[Given request] Output the lines that follow exactly as they are.

[Given information]
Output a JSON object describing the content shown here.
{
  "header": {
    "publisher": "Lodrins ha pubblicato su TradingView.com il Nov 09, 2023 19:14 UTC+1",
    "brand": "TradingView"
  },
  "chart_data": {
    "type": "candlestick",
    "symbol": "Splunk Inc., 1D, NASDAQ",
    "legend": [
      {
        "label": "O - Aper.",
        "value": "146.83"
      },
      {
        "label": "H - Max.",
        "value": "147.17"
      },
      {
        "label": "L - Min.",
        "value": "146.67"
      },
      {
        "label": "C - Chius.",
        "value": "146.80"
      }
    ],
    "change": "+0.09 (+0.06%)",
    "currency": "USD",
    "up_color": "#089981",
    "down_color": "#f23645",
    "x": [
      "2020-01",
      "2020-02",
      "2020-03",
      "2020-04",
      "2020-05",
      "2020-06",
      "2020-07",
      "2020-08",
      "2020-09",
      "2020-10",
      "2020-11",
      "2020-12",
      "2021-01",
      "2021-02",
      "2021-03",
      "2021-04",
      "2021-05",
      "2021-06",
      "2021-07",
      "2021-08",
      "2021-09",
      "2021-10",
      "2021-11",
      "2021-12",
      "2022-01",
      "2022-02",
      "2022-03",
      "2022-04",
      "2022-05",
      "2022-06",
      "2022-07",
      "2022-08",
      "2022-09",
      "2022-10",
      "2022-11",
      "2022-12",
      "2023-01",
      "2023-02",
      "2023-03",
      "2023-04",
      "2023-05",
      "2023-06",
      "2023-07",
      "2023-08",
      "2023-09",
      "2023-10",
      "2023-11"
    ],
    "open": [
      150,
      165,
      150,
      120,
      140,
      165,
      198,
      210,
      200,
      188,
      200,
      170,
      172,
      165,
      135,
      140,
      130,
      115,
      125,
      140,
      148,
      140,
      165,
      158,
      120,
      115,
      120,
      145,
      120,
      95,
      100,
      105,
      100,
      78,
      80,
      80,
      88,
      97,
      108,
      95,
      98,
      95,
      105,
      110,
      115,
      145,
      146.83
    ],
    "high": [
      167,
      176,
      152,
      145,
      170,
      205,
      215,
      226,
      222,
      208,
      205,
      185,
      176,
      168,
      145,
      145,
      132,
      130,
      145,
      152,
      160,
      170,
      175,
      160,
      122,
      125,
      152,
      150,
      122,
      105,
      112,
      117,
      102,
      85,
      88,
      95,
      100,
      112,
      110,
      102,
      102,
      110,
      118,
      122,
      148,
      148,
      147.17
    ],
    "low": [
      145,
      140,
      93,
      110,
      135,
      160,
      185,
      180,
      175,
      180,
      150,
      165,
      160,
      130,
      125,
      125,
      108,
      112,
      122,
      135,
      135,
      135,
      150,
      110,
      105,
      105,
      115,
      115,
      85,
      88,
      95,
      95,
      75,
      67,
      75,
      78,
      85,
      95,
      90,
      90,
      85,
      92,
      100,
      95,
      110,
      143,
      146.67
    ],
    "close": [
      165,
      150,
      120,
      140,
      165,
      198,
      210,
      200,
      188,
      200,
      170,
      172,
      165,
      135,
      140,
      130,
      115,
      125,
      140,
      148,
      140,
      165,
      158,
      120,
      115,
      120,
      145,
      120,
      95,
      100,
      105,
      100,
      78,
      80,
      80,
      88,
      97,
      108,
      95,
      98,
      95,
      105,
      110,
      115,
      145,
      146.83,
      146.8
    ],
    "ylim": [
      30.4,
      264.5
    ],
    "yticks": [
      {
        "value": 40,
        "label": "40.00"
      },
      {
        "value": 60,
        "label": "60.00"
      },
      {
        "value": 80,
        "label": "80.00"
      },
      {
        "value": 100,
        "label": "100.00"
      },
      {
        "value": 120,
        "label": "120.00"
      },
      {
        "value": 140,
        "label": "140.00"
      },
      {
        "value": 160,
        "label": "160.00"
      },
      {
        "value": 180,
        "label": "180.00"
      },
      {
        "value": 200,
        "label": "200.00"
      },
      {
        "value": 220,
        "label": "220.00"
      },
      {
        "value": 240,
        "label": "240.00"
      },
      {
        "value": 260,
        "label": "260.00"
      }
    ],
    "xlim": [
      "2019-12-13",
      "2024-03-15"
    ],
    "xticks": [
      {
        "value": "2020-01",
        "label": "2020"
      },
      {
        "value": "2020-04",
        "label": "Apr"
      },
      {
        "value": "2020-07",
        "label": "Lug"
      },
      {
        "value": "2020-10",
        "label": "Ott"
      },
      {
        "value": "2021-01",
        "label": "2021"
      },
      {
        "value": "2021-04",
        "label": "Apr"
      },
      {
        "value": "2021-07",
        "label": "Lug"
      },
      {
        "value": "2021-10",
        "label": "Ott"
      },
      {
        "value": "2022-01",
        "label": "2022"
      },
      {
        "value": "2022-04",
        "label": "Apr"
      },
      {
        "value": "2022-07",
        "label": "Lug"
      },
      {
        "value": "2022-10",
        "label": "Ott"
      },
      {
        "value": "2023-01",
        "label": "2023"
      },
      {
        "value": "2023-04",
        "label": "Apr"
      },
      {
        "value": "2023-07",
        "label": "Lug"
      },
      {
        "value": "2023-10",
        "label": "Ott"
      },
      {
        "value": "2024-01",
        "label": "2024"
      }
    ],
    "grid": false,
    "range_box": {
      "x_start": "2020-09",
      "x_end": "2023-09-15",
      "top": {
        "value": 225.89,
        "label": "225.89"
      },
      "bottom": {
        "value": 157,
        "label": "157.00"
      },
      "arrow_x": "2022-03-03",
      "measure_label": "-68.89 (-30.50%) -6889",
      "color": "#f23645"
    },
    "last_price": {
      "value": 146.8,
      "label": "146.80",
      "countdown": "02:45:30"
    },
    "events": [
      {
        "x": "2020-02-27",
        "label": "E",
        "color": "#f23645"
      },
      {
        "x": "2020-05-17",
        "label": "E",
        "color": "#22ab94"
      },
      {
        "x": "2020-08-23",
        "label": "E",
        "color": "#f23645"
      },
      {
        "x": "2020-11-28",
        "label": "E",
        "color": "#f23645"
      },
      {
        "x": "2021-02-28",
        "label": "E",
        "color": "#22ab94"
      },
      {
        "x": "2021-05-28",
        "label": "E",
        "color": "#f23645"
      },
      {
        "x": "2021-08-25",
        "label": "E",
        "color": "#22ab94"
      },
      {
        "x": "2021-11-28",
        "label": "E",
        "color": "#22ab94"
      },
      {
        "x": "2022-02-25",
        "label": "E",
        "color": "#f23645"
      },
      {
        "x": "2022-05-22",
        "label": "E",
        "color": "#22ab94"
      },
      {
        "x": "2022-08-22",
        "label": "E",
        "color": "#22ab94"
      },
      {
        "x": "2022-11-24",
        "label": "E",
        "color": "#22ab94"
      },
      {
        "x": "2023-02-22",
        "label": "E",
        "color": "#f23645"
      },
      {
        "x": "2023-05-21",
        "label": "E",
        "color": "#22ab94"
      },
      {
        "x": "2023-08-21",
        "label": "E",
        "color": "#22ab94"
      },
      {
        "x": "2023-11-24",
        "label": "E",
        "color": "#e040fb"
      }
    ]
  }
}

[Response]
Output a JSON object describing the content shown here.
{
  "header": {
    "publisher": "Lodrins ha pubblicato su TradingView.com il Nov 09, 2023 19:14 UTC+1",
    "brand": "TradingView"
  },
  "chart_data": {
    "type": "candlestick",
    "symbol": "Splunk Inc., 1D, NASDAQ",
    "legend": [
      {
        "label": "O - Aper.",
        "value": "146.83"
      },
      {
        "label": "H - Max.",
        "value": "147.17"
      },
      {
        "label": "L - Min.",
        "value": "146.67"
      },
      {
        "label": "C - Chius.",
        "value": "146.80"
      }
    ],
    "change": "+0.09 (+0.06%)",
    "currency": "USD",
    "up_color": "#089981",
    "down_color": "#f23645",
    "x": [
      "2020-01",
      "2020-02",
      "2020-03",
      "2020-04",
      "2020-05",
      "2020-06",
      "2020-07",
      "2020-08",
      "2020-09",
      "2020-10",
      "2020-11",
      "2020-12",
      "2021-01",
      "2021-02",
      "2021-03",
      "2021-04",
      "2021-05",
      "2021-06",
      "2021-07",
      "2021-08",
      "2021-09",
      "2021-10",
      "2021-11",
      "2021-12",
      "2022-01",
      "2022-02",
      "2022-03",
      "2022-04",
      "2022-05",
      "2022-06",
      "2022-07",
      "2022-08",
      "2022-09",
      "2022-10",
      "2022-11",
      "2022-12",
      "2023-01",
      "2023-02",
      "2023-03",
      "2023-04",
      "2023-05",
      "2023-06",
      "2023-07",
      "2023-08",
      "2023-09",
      "2023-10",
      "2023-11"
    ],
    "open": [
      150,
      165,
      150,
      120,
      140,
      165,
      198,
      210,
      200,
      188,
      200,
      170,
      172,
      165,
      135,
      140,
      130,
      115,
      125,
      140,
      148,
      140,
      165,
      158,
      120,
      115,
      120,
      145,
      120,
      95,
      100,
      105,
      100,
      78,
      80,
      80,
      88,
      97,
      108,
      95,
      98,
      95,
      105,
      110,
      115,
      145,
      146.83
    ],
    "high": [
      167,
      176,
      152,
      145,
      170,
      205,
      215,
      226,
      222,
      208,
      205,
      185,
      176,
      168,
      145,
      145,
      132,
      130,
      145,
      152,
      160,
      170,
      175,
      160,
      122,
      125,
      152,
      150,
      122,
      105,
      112,
      117,
      102,
      85,
      88,
      95,
      100,
      112,
      110,
      102,
      102,
      110,
      118,
      122,
      148,
      148,
      147.17
    ],
    "low": [
      145,
      140,
      93,
      110,
      135,
      160,
      185,
      180,
      175,
      180,
      150,
      165,
      160,
      130,
      125,
      125,
      108,
      112,
      122,
      135,
      135,
      135,
      150,
      110,
      105,
      105,
      115,
      115,
      85,
      88,
      95,
      95,
      75,
      67,
      75,
      78,
      85,
      95,
      90,
      90,
      85,
      92,
      100,
      95,
      110,
      143,
      146.67
    ],
    "close": [
      165,
      150,
      120,
      140,
      165,
      198,
      210,
      200,
      188,
      200,
      170,
      172,
      165,
      135,
      140,
      130,
      115,
      125,
      140,
      148,
      140,
      165,
      158,
      120,
      115,
      120,
      145,
      120,
      95,
      100,
      105,
      100,
      78,
      80,
      80,
      88,
      97,
      108,
      95,
      98,
      95,
      105,
      110,
      115,
      145,
      146.83,
      146.8
    ],
    "ylim": [
      30.4,
      264.5
    ],
    "yticks": [
      {
        "value": 40,
        "label": "40.00"
      },
      {
        "value": 60,
        "label": "60.00"
      },
      {
        "value": 80,
        "label": "80.00"
      },
      {
        "value": 100,
        "label": "100.00"
      },
      {
        "value": 120,
        "label": "120.00"
      },
      {
        "value": 140,
        "label": "140.00"
      },
      {
        "value": 160,
        "label": "160.00"
      },
      {
        "value": 180,
        "label": "180.00"
      },
      {
        "value": 200,
        "label": "200.00"
      },
      {
        "value": 220,
        "label": "220.00"
      },
      {
        "value": 240,
        "label": "240.00"
      },
      {
        "value": 260,
        "label": "260.00"
      }
    ],
    "xlim": [
      "2019-12-13",
      "2024-03-15"
    ],
    "xticks": [
      {
        "value": "2020-01",
        "label": "2020"
      },
      {
        "value": "2020-04",
        "label": "Apr"
      },
      {
        "value": "2020-07",
        "label": "Lug"
      },
      {
        "value": "2020-10",
        "label": "Ott"
      },
      {
        "value": "2021-01",
        "label": "2021"
      },
      {
        "value": "2021-04",
        "label": "Apr"
      },
      {
        "value": "2021-07",
        "label": "Lug"
      },
      {
        "value": "2021-10",
        "label": "Ott"
      },
      {
        "value": "2022-01",
        "label": "2022"
      },
      {
        "value": "2022-04",
        "label": "Apr"
      },
      {
        "value": "2022-07",
        "label": "Lug"
      },
      {
        "value": "2022-10",
        "label": "Ott"
      },
      {
        "value": "2023-01",
        "label": "2023"
      },
      {
        "value": "2023-04",
        "label": "Apr"
      },
      {
        "value": "2023-07",
        "label": "Lug"
      },
      {
        "value": "2023-10",
        "label": "Ott"
      },
      {
        "value": "2024-01",
        "label": "2024"
      }
    ],
    "grid": false,
    "range_box": {
      "x_start": "2020-09",
      "x_end": "2023-09-15",
      "top": {
        "value": 225.89,
        "label": "225.89"
      },
      "bottom": {
        "value": 157,
        "label": "157.00"
      },
      "arrow_x": "2022-03-03",
      "measure_label": "-68.89 (-30.50%) -6889",
      "color": "#f23645"
    },
    "last_price": {
      "value": 146.8,
      "label": "146.80",
      "countdown": "02:45:30"
    },
    "events": [
      {
        "x": "2020-02-27",
        "label": "E",
        "color": "#f23645"
      },
      {
        "x": "2020-05-17",
        "label": "E",
        "color": "#22ab94"
      },
      {
        "x": "2020-08-23",
        "label": "E",
        "color": "#f23645"
      },
      {
        "x": "2020-11-28",
        "label": "E",
        "color": "#f23645"
      },
      {
        "x": "2021-02-28",
        "label": "E",
        "color": "#22ab94"
      },
      {
        "x": "2021-05-28",
        "label": "E",
        "color": "#f23645"
      },
      {
        "x": "2021-08-25",
        "label": "E",
        "color": "#22ab94"
      },
      {
        "x": "2021-11-28",
        "label": "E",
        "color": "#22ab94"
      },
      {
        "x": "2022-02-25",
        "label": "E",
        "color": "#f23645"
      },
      {
        "x": "2022-05-22",
        "label": "E",
        "color": "#22ab94"
      },
      {
        "x": "2022-08-22",
        "label": "E",
        "color": "#22ab94"
      },
      {
        "x": "2022-11-24",
        "label": "E",
        "color": "#22ab94"
      },
      {
        "x": "2023-02-22",
        "label": "E",
        "color": "#f23645"
      },
      {
        "x": "2023-05-21",
        "label": "E",
        "color": "#22ab94"
      },
      {
        "x": "2023-08-21",
        "label": "E",
        "color": "#22ab94"
      },
      {
        "x": "2023-11-24",
        "label": "E",
        "color": "#e040fb"
      }
    ]
  }
}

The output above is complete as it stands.